>>>>
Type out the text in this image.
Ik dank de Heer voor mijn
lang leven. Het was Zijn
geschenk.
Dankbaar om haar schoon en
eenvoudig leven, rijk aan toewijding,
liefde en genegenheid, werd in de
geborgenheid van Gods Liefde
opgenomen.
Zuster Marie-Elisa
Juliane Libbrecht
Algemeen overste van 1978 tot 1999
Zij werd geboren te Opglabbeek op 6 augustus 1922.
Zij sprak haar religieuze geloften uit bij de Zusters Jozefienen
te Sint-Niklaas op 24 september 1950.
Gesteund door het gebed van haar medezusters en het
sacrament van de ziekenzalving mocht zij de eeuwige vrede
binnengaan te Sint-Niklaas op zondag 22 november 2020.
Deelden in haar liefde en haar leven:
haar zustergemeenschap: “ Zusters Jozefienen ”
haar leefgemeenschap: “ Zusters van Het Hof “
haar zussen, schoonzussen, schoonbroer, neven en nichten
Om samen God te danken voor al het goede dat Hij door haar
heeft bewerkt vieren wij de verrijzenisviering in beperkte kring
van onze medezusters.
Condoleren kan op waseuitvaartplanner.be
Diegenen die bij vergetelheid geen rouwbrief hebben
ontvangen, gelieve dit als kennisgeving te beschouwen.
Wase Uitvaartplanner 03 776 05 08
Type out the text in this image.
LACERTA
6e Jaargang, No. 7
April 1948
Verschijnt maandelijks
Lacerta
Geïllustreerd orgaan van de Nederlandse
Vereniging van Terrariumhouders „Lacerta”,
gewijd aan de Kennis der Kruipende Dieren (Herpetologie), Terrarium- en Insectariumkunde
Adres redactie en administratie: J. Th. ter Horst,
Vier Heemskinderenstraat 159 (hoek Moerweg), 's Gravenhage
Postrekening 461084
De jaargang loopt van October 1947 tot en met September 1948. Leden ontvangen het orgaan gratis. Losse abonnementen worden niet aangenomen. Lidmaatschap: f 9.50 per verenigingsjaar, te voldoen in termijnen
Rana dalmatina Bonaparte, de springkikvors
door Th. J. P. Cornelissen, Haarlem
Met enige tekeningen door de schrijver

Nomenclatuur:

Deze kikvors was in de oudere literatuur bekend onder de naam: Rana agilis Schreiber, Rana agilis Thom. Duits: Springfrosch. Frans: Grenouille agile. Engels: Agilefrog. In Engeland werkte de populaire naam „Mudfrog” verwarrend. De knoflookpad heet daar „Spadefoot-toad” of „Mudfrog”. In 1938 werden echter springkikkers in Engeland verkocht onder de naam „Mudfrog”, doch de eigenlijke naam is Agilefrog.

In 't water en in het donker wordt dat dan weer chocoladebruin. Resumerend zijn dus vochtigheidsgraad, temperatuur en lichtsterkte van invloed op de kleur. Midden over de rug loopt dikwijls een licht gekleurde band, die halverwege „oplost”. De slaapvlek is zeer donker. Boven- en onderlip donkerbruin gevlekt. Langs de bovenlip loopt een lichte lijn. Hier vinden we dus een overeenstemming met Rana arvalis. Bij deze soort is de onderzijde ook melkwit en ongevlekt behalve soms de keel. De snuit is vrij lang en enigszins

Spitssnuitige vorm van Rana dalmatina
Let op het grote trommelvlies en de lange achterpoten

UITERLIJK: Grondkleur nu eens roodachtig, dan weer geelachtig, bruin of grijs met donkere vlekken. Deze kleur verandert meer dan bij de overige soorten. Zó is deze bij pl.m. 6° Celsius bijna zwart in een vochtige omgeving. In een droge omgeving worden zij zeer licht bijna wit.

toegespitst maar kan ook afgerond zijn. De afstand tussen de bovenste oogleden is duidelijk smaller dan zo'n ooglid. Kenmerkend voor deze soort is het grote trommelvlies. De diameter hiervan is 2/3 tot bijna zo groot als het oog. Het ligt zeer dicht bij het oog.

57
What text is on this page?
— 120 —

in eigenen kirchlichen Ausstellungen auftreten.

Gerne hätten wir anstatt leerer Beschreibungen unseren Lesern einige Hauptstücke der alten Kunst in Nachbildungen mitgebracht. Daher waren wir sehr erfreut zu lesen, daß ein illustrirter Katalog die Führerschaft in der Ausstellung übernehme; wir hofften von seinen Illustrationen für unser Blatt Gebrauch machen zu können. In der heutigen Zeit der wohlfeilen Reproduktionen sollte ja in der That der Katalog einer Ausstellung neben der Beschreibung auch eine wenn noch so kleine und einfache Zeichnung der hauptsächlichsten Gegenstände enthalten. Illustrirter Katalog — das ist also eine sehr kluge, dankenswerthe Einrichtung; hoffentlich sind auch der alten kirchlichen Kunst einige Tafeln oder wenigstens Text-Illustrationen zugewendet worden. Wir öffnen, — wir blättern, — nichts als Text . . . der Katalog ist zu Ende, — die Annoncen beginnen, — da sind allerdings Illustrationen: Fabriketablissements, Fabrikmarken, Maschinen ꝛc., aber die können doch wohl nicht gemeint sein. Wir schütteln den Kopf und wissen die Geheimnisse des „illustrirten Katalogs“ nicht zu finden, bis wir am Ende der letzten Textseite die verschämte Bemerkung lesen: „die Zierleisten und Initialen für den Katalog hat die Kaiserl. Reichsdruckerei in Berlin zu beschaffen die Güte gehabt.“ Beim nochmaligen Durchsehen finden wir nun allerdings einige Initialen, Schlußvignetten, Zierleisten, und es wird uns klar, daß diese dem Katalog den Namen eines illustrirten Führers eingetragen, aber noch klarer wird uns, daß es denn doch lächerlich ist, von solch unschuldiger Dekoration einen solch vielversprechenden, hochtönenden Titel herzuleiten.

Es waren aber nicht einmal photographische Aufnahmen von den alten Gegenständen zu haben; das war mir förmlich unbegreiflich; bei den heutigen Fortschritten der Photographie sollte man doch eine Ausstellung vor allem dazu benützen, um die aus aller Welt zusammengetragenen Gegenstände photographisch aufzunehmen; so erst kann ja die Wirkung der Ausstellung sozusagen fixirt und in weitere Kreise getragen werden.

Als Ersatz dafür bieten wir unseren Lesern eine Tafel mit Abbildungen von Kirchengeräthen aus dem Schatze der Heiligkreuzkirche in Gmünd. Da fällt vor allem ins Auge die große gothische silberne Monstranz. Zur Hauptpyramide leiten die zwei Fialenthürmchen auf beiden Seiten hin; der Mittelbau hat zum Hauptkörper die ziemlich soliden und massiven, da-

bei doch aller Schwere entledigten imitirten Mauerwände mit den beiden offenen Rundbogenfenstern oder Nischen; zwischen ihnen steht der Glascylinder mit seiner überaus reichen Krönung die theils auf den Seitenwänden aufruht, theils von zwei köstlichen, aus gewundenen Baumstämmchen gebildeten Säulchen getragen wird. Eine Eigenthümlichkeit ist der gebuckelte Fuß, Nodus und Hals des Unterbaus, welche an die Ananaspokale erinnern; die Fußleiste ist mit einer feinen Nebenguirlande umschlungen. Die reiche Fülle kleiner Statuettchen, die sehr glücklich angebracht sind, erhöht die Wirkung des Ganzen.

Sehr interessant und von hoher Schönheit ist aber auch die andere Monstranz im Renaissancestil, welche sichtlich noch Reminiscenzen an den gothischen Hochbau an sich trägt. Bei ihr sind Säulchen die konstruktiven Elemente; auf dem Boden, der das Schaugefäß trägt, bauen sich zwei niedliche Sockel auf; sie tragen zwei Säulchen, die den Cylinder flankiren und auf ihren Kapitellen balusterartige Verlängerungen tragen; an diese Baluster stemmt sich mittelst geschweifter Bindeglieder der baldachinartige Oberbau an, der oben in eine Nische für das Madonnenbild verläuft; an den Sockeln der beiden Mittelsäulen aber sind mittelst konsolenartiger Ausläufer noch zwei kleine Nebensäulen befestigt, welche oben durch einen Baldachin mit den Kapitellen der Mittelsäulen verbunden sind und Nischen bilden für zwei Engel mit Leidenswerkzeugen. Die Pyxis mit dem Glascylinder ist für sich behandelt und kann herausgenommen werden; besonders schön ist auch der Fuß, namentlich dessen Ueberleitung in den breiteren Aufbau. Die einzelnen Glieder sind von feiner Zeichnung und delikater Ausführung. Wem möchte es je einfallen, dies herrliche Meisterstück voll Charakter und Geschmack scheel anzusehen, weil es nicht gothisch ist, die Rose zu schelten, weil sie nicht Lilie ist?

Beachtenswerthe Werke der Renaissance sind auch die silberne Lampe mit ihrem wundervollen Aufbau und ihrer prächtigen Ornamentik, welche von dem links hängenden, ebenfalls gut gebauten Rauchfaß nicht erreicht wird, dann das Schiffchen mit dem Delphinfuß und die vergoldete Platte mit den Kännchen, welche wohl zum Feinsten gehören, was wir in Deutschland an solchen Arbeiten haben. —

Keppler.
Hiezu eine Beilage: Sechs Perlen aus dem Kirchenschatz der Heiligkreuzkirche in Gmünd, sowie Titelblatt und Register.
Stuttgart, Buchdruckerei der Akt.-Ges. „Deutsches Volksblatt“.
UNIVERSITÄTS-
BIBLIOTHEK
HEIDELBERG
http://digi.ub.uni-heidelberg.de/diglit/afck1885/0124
<<<<
● **How to complete this task**: List each line of the records that holds the string "dalmatina".

● **Finished exercise**:
Rana dalmatina Bonaparte, de springkikvors
Spitssnuitige vorm van Rana dalmatina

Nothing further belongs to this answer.